### Request
Find and return each line containing "content".
[Start]
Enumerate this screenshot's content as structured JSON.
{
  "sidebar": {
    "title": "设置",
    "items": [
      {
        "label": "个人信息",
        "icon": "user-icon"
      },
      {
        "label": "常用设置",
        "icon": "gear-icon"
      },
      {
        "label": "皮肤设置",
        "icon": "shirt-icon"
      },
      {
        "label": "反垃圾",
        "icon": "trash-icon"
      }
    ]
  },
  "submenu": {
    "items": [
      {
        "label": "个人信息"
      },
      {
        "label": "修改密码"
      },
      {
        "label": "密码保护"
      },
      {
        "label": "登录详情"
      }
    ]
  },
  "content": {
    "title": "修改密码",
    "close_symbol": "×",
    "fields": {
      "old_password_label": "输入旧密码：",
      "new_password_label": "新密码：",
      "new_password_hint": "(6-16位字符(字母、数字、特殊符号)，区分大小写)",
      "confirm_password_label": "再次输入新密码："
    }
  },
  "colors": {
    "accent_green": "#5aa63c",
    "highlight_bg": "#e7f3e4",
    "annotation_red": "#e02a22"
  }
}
[End]
### Answer below
Enumerate this screenshot's content as structured JSON.
  "content": {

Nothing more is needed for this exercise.